REQUEST: Return the records exactly as they are.

INFORMATION SUPPLIED:

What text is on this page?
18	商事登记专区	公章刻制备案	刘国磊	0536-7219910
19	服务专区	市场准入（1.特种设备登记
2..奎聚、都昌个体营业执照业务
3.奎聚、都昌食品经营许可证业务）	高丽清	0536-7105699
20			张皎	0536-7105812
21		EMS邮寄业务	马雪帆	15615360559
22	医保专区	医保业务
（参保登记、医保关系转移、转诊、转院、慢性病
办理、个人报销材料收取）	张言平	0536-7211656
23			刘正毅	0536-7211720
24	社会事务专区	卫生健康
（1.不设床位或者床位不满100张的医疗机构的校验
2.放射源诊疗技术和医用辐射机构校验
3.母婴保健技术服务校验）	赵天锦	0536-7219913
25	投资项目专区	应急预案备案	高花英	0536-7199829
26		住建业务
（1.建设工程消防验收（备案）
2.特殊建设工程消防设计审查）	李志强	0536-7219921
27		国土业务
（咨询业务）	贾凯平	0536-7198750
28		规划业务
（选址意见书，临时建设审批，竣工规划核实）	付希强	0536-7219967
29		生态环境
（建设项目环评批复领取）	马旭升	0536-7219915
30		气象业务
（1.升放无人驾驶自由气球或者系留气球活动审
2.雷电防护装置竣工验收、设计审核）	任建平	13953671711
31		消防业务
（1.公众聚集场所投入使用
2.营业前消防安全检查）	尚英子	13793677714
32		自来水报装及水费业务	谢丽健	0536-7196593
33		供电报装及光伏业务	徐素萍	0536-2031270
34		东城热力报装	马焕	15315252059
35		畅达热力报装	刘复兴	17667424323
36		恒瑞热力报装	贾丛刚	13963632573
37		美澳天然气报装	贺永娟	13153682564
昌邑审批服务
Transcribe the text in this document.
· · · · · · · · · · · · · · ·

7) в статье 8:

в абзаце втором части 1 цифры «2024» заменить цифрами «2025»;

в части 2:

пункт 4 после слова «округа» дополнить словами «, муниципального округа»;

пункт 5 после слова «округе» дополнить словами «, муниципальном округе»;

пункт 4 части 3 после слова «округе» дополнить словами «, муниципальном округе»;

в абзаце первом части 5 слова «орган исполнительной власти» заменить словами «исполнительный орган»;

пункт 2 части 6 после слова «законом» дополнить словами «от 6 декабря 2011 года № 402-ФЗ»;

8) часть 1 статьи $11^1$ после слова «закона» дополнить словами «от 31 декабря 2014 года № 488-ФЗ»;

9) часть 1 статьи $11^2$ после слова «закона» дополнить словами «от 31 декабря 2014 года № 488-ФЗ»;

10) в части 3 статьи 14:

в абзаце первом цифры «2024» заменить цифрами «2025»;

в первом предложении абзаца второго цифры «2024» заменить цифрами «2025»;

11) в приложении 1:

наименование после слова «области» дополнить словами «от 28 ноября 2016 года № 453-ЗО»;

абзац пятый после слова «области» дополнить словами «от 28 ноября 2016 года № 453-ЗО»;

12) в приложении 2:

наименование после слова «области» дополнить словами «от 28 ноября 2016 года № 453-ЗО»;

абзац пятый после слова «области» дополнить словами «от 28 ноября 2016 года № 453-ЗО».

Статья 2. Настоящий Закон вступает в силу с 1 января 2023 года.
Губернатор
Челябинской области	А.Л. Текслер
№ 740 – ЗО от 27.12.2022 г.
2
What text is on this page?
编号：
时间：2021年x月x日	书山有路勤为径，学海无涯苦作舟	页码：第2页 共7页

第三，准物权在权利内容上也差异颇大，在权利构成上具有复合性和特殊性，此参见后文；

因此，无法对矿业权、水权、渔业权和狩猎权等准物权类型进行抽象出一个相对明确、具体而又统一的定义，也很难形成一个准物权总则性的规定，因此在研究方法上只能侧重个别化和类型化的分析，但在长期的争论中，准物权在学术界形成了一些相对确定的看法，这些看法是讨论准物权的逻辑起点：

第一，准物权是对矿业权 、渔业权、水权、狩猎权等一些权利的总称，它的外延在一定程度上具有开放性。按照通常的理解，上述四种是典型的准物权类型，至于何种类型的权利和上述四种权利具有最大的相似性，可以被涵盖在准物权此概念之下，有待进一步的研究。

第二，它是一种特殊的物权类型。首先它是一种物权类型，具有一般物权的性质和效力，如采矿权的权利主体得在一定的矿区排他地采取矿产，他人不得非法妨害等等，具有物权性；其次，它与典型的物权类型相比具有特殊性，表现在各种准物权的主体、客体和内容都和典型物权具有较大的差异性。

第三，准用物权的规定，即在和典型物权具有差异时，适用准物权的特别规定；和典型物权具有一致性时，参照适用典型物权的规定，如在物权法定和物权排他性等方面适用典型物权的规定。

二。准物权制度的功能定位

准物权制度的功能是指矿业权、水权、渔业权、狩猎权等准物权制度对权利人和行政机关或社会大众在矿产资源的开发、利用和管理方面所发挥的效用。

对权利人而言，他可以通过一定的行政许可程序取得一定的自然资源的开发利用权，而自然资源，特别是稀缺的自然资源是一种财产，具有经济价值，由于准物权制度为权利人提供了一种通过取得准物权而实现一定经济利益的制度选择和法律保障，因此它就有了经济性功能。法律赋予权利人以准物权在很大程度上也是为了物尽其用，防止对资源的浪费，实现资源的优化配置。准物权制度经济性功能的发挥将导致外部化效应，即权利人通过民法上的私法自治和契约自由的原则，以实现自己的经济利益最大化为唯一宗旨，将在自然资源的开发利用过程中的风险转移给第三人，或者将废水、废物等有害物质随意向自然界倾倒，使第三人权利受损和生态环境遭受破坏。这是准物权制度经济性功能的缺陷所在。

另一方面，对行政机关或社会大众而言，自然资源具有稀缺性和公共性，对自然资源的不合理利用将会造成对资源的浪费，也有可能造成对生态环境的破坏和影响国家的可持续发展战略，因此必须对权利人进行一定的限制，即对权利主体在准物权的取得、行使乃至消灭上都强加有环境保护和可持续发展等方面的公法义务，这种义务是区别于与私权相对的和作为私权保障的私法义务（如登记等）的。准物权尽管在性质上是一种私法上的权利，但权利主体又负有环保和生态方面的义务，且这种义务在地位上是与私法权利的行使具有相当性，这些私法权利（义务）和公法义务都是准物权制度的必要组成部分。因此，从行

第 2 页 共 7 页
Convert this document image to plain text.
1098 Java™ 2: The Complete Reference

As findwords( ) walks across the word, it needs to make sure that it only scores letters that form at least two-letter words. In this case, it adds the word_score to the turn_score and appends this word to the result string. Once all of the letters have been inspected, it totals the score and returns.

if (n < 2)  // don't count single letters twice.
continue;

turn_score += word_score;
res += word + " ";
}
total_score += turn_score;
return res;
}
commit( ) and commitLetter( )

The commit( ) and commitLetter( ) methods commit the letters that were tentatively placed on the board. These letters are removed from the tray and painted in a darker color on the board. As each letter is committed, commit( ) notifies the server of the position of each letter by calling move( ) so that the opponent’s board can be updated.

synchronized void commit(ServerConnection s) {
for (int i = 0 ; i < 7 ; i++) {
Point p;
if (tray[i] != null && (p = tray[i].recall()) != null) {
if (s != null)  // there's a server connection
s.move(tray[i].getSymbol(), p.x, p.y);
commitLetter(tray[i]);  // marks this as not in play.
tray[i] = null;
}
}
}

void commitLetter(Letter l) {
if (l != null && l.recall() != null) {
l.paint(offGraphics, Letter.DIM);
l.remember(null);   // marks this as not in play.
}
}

ANSWER FOR THE TASK:
What text is on this page?
18	商事登记专区	公章刻制备案	刘国磊	0536-7219910
19	服务专区	市场准入（1.特种设备登记
2..奎聚、都昌个体营业执照业务
3.奎聚、都昌食品经营许可证业务）	高丽清	0536-7105699
20			张皎	0536-7105812
21		EMS邮寄业务	马雪帆	15615360559
22	医保专区	医保业务
（参保登记、医保关系转移、转诊、转院、慢性病
办理、个人报销材料收取）	张言平	0536-7211656
23			刘正毅	0536-7211720
24	社会事务专区	卫生健康
（1.不设床位或者床位不满100张的医疗机构的校验
2.放射源诊疗技术和医用辐射机构校验
3.母婴保健技术服务校验）	赵天锦	0536-7219913
25	投资项目专区	应急预案备案	高花英	0536-7199829
26		住建业务
（1.建设工程消防验收（备案）
2.特殊建设工程消防设计审查）	李志强	0536-7219921
27		国土业务
（咨询业务）	贾凯平	0536-7198750
28		规划业务
（选址意见书，临时建设审批，竣工规划核实）	付希强	0536-7219967
29		生态环境
（建设项目环评批复领取）	马旭升	0536-7219915
30		气象业务
（1.升放无人驾驶自由气球或者系留气球活动审
2.雷电防护装置竣工验收、设计审核）	任建平	13953671711
31		消防业务
（1.公众聚集场所投入使用
2.营业前消防安全检查）	尚英子	13793677714
32		自来水报装及水费业务	谢丽健	0536-7196593
33		供电报装及光伏业务	徐素萍	0536-2031270
34		东城热力报装	马焕	15315252059
35		畅达热力报装	刘复兴	17667424323
36		恒瑞热力报装	贾丛刚	13963632573
37		美澳天然气报装	贺永娟	13153682564
昌邑审批服务
Transcribe the text in this document.
· · · · · · · · · · · · · · ·

7) в статье 8:

в абзаце втором части 1 цифры «2024» заменить цифрами «2025»;

в части 2:

пункт 4 после слова «округа» дополнить словами «, муниципального округа»;

пункт 5 после слова «округе» дополнить словами «, муниципальном округе»;

пункт 4 части 3 после слова «округе» дополнить словами «, муниципальном округе»;

в абзаце первом части 5 слова «орган исполнительной власти» заменить словами «исполнительный орган»;

пункт 2 части 6 после слова «законом» дополнить словами «от 6 декабря 2011 года № 402-ФЗ»;

8) часть 1 статьи $11^1$ после слова «закона» дополнить словами «от 31 декабря 2014 года № 488-ФЗ»;

9) часть 1 статьи $11^2$ после слова «закона» дополнить словами «от 31 декабря 2014 года № 488-ФЗ»;

10) в части 3 статьи 14:

в абзаце первом цифры «2024» заменить цифрами «2025»;

в первом предложении абзаца второго цифры «2024» заменить цифрами «2025»;

11) в приложении 1:

наименование после слова «области» дополнить словами «от 28 ноября 2016 года № 453-ЗО»;

абзац пятый после слова «области» дополнить словами «от 28 ноября 2016 года № 453-ЗО»;

12) в приложении 2:

наименование после слова «области» дополнить словами «от 28 ноября 2016 года № 453-ЗО»;

абзац пятый после слова «области» дополнить словами «от 28 ноября 2016 года № 453-ЗО».

Статья 2. Настоящий Закон вступает в силу с 1 января 2023 года.
Губернатор
Челябинской области	А.Л. Текслер
№ 740 – ЗО от 27.12.2022 г.
2
What text is on this page?
编号：
时间：2021年x月x日	书山有路勤为径，学海无涯苦作舟	页码：第2页 共7页

第三，准物权在权利内容上也差异颇大，在权利构成上具有复合性和特殊性，此参见后文；

因此，无法对矿业权、水权、渔业权和狩猎权等准物权类型进行抽象出一个相对明确、具体而又统一的定义，也很难形成一个准物权总则性的规定，因此在研究方法上只能侧重个别化和类型化的分析，但在长期的争论中，准物权在学术界形成了一些相对确定的看法，这些看法是讨论准物权的逻辑起点：

第一，准物权是对矿业权 、渔业权、水权、狩猎权等一些权利的总称，它的外延在一定程度上具有开放性。按照通常的理解，上述四种是典型的准物权类型，至于何种类型的权利和上述四种权利具有最大的相似性，可以被涵盖在准物权此概念之下，有待进一步的研究。

第二，它是一种特殊的物权类型。首先它是一种物权类型，具有一般物权的性质和效力，如采矿权的权利主体得在一定的矿区排他地采取矿产，他人不得非法妨害等等，具有物权性；其次，它与典型的物权类型相比具有特殊性，表现在各种准物权的主体、客体和内容都和典型物权具有较大的差异性。

第三，准用物权的规定，即在和典型物权具有差异时，适用准物权的特别规定；和典型物权具有一致性时，参照适用典型物权的规定，如在物权法定和物权排他性等方面适用典型物权的规定。

二。准物权制度的功能定位

准物权制度的功能是指矿业权、水权、渔业权、狩猎权等准物权制度对权利人和行政机关或社会大众在矿产资源的开发、利用和管理方面所发挥的效用。

对权利人而言，他可以通过一定的行政许可程序取得一定的自然资源的开发利用权，而自然资源，特别是稀缺的自然资源是一种财产，具有经济价值，由于准物权制度为权利人提供了一种通过取得准物权而实现一定经济利益的制度选择和法律保障，因此它就有了经济性功能。法律赋予权利人以准物权在很大程度上也是为了物尽其用，防止对资源的浪费，实现资源的优化配置。准物权制度经济性功能的发挥将导致外部化效应，即权利人通过民法上的私法自治和契约自由的原则，以实现自己的经济利益最大化为唯一宗旨，将在自然资源的开发利用过程中的风险转移给第三人，或者将废水、废物等有害物质随意向自然界倾倒，使第三人权利受损和生态环境遭受破坏。这是准物权制度经济性功能的缺陷所在。

另一方面，对行政机关或社会大众而言，自然资源具有稀缺性和公共性，对自然资源的不合理利用将会造成对资源的浪费，也有可能造成对生态环境的破坏和影响国家的可持续发展战略，因此必须对权利人进行一定的限制，即对权利主体在准物权的取得、行使乃至消灭上都强加有环境保护和可持续发展等方面的公法义务，这种义务是区别于与私权相对的和作为私权保障的私法义务（如登记等）的。准物权尽管在性质上是一种私法上的权利，但权利主体又负有环保和生态方面的义务，且这种义务在地位上是与私法权利的行使具有相当性，这些私法权利（义务）和公法义务都是准物权制度的必要组成部分。因此，从行

第 2 页 共 7 页
Convert this document image to plain text.
1098 Java™ 2: The Complete Reference

As findwords( ) walks across the word, it needs to make sure that it only scores letters that form at least two-letter words. In this case, it adds the word_score to the turn_score and appends this word to the result string. Once all of the letters have been inspected, it totals the score and returns.

if (n < 2)  // don't count single letters twice.
continue;

turn_score += word_score;
res += word + " ";
}
total_score += turn_score;
return res;
}
commit( ) and commitLetter( )

The commit( ) and commitLetter( ) methods commit the letters that were tentatively placed on the board. These letters are removed from the tray and painted in a darker color on the board. As each letter is committed, commit( ) notifies the server of the position of each letter by calling move( ) so that the opponent’s board can be updated.

synchronized void commit(ServerConnection s) {
for (int i = 0 ; i < 7 ; i++) {
Point p;
if (tray[i] != null && (p = tray[i].recall()) != null) {
if (s != null)  // there's a server connection
s.move(tray[i].getSymbol(), p.x, p.y);
commitLetter(tray[i]);  // marks this as not in play.
tray[i] = null;
}
}
}

void commitLetter(Letter l) {
if (l != null && l.recall() != null) {
l.paint(offGraphics, Letter.DIM);
l.remember(null);   // marks this as not in play.
}
}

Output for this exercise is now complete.